SUPPLIED RECORDS:

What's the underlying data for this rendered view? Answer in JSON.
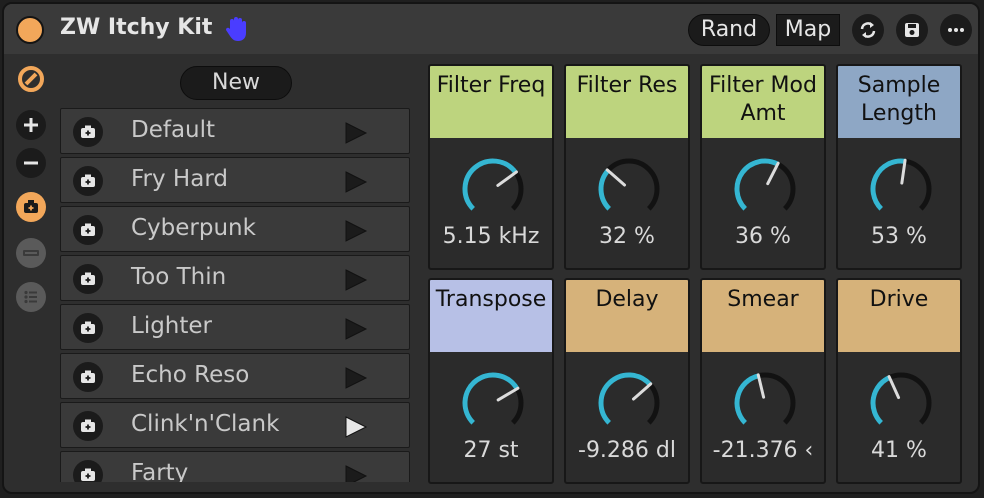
{
  "device": {
    "title": "ZW Itchy Kit",
    "buttons": {
      "rand": "Rand",
      "map": "Map"
    },
    "icons": [
      "hand-icon",
      "swap-icon",
      "save-icon",
      "more-icon"
    ]
  },
  "sidebar": {
    "icons": [
      "logo-icon",
      "plus-icon",
      "minus-icon",
      "camera-icon",
      "slot-icon",
      "list-icon"
    ]
  },
  "presets": {
    "new_label": "New",
    "items": [
      {
        "label": "Default"
      },
      {
        "label": "Fry Hard"
      },
      {
        "label": "Cyberpunk"
      },
      {
        "label": "Too Thin"
      },
      {
        "label": "Lighter"
      },
      {
        "label": "Echo Reso"
      },
      {
        "label": "Clink'n'Clank"
      },
      {
        "label": "Farty"
      }
    ]
  },
  "params": [
    {
      "name": "Filter Freq",
      "value": "5.15 kHz",
      "level": 0.7,
      "color": "#bdd47e"
    },
    {
      "name": "Filter Res",
      "value": "32 %",
      "level": 0.32,
      "color": "#bdd47e"
    },
    {
      "name": "Filter Mod Amt",
      "value": "36 %",
      "level": 0.6,
      "color": "#bdd47e"
    },
    {
      "name": "Sample Length",
      "value": "53 %",
      "level": 0.53,
      "color": "#8ea7c5"
    },
    {
      "name": "Transpose",
      "value": "27 st",
      "level": 0.72,
      "color": "#b7c0e6"
    },
    {
      "name": "Delay",
      "value": "-9.286 dl",
      "level": 0.68,
      "color": "#d6b27a"
    },
    {
      "name": "Smear",
      "value": "-21.376 ‹",
      "level": 0.45,
      "color": "#d6b27a"
    },
    {
      "name": "Drive",
      "value": "41 %",
      "level": 0.41,
      "color": "#d6b27a"
    }
  ],
  "colors": {
    "accent": "#f2a75a",
    "knob_arc": "#35b6d2",
    "hand": "#4a3dff"
  }
}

TASK STATEMENT: Using the data above, say how many lines include "Filter". No other reply is needed.

OUTPUT OF THE TASK: 3